» Exercise requirements: Below are entries. Pull out all lines containing "Germany".

◇ ◇ ◇ ◇ ◇ ◇ ◇

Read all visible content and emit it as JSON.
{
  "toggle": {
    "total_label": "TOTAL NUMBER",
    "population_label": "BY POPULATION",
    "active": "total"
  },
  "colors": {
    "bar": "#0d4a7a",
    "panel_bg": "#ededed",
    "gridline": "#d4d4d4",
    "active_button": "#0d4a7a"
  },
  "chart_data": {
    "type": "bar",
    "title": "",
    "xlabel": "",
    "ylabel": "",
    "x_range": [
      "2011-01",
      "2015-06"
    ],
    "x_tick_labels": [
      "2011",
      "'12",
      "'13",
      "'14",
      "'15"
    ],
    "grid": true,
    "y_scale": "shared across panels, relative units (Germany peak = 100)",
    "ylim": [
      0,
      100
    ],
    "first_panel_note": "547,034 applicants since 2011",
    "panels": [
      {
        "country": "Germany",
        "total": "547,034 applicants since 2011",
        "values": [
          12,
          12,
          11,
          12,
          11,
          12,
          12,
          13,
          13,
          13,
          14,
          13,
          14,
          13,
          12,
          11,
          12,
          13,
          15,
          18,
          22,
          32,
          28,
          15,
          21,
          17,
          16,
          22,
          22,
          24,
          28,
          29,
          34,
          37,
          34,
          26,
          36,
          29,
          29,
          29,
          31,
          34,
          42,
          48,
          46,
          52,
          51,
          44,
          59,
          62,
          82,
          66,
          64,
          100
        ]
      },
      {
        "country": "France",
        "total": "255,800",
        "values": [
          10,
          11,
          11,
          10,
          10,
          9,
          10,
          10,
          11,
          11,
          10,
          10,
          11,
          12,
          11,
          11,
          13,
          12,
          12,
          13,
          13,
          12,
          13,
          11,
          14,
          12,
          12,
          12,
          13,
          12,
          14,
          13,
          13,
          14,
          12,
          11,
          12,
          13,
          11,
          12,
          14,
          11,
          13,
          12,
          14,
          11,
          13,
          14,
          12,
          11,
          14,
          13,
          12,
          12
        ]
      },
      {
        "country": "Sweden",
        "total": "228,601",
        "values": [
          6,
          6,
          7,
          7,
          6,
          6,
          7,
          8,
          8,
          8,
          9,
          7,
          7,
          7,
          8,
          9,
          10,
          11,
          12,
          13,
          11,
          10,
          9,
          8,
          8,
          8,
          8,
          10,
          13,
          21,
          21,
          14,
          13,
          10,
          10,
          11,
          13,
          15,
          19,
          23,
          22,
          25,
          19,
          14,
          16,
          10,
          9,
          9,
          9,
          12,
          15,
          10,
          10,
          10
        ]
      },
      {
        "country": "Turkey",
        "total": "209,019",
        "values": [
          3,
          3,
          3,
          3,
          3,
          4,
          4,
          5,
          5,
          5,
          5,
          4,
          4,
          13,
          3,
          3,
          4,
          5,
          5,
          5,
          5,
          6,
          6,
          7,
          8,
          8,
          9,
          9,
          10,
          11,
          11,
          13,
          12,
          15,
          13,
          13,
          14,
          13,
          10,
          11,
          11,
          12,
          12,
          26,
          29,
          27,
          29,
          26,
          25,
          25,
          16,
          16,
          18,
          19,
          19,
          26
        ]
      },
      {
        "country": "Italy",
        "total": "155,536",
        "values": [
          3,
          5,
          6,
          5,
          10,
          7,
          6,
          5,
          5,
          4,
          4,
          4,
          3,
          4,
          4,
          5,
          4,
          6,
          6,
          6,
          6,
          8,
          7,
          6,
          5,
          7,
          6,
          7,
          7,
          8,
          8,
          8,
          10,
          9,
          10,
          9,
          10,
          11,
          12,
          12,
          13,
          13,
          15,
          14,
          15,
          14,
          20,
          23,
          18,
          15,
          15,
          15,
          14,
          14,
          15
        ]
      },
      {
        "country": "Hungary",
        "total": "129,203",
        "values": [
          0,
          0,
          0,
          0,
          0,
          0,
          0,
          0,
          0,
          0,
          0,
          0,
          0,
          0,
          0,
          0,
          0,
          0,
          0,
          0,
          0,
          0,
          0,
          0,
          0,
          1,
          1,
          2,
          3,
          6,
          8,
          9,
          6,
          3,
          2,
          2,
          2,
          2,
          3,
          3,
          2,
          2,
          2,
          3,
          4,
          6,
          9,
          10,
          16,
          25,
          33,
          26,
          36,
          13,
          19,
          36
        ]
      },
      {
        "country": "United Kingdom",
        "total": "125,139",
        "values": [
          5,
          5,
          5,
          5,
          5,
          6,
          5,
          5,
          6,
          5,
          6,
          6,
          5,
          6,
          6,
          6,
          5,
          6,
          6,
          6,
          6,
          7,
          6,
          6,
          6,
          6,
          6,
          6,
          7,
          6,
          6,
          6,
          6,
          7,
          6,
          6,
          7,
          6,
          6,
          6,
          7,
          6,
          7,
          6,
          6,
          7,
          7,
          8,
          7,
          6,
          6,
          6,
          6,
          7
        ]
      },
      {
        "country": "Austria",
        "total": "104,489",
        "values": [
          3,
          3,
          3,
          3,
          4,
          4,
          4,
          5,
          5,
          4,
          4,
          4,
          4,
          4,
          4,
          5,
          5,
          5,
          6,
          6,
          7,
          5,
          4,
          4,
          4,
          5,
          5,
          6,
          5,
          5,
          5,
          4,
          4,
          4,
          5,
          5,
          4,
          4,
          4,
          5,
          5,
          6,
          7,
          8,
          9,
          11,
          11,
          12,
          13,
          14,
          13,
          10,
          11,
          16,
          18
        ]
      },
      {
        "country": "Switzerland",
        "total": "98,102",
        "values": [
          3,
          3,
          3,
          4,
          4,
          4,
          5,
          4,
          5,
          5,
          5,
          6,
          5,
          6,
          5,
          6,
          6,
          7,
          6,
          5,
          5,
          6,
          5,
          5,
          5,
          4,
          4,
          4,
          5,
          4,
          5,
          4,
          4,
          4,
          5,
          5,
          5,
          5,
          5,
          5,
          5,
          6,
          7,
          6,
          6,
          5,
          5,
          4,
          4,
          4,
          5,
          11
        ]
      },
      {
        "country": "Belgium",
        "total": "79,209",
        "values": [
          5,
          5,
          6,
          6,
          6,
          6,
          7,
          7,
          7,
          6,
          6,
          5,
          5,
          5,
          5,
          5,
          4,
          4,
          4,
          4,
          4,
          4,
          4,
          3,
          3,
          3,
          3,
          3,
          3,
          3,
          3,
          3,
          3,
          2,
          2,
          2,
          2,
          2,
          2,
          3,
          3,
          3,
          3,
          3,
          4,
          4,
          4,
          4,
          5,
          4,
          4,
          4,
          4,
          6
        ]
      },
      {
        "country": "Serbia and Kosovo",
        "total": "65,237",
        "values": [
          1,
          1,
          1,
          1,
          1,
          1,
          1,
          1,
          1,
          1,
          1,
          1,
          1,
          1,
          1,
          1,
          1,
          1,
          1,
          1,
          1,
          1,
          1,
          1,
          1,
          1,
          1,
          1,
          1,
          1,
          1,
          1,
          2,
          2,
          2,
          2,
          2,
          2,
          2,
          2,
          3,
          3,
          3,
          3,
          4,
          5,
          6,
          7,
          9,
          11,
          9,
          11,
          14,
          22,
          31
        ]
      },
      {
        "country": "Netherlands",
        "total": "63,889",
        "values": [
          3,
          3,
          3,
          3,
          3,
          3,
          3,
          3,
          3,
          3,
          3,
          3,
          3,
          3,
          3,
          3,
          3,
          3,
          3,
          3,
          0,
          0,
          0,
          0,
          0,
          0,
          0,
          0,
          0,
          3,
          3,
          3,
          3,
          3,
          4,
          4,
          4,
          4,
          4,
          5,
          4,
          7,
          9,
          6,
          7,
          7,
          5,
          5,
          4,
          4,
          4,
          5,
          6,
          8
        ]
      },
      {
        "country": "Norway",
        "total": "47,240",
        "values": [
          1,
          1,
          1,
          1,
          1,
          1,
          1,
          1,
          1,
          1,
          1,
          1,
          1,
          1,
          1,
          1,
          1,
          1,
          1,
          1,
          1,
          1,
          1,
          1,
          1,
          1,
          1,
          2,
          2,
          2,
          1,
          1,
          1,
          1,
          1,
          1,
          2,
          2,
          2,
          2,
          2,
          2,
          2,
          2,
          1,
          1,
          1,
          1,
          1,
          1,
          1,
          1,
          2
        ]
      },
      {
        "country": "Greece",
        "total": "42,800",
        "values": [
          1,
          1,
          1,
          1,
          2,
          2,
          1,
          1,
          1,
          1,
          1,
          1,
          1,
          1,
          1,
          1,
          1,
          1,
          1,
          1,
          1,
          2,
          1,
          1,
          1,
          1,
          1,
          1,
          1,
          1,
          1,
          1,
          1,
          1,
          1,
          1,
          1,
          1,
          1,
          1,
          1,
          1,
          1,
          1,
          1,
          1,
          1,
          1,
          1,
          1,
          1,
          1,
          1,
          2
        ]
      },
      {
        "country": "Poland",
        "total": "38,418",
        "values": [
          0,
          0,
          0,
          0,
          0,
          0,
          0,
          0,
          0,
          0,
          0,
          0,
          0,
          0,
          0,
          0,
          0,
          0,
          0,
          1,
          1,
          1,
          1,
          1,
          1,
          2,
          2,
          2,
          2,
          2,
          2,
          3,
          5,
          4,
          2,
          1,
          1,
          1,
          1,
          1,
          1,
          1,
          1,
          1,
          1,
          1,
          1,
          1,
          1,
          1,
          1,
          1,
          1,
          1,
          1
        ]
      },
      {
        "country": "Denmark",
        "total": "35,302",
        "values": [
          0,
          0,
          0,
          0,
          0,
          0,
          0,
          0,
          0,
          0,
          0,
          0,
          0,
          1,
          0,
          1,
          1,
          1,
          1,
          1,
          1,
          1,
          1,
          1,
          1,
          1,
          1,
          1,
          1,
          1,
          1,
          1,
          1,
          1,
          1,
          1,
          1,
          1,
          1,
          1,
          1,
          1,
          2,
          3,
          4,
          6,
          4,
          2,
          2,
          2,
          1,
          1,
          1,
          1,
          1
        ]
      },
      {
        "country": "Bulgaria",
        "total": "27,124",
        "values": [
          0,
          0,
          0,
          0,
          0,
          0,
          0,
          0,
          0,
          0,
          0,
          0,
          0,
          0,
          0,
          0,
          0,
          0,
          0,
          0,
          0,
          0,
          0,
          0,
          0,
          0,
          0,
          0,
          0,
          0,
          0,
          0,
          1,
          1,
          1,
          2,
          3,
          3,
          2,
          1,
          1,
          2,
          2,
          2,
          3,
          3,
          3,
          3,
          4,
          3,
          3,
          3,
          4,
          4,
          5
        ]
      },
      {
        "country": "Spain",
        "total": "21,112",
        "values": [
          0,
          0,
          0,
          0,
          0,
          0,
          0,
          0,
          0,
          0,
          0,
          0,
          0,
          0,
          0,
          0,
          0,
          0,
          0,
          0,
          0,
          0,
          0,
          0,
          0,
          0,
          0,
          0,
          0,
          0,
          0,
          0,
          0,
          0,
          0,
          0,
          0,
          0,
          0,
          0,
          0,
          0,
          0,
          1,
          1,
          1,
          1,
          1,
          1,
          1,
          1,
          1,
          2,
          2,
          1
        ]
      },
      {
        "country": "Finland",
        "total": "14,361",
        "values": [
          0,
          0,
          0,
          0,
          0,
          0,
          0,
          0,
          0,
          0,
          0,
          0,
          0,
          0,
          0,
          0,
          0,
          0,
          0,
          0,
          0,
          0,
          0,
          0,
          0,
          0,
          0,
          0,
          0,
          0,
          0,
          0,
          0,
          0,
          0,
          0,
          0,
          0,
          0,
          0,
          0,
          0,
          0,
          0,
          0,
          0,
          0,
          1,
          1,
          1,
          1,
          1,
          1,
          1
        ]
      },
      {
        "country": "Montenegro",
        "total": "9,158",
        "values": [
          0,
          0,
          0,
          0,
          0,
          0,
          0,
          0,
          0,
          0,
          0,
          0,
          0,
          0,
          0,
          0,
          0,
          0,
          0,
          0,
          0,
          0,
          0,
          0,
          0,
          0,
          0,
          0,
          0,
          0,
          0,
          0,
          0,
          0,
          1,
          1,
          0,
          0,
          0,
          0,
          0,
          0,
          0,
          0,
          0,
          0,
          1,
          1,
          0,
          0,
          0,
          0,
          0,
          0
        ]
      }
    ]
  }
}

◇ ◇ ◇ ◇ ◇ ◇ ◇

» Solution to this task:
    "y_scale": "shared across panels, relative units (Germany peak = 100)",
        "country": "Germany",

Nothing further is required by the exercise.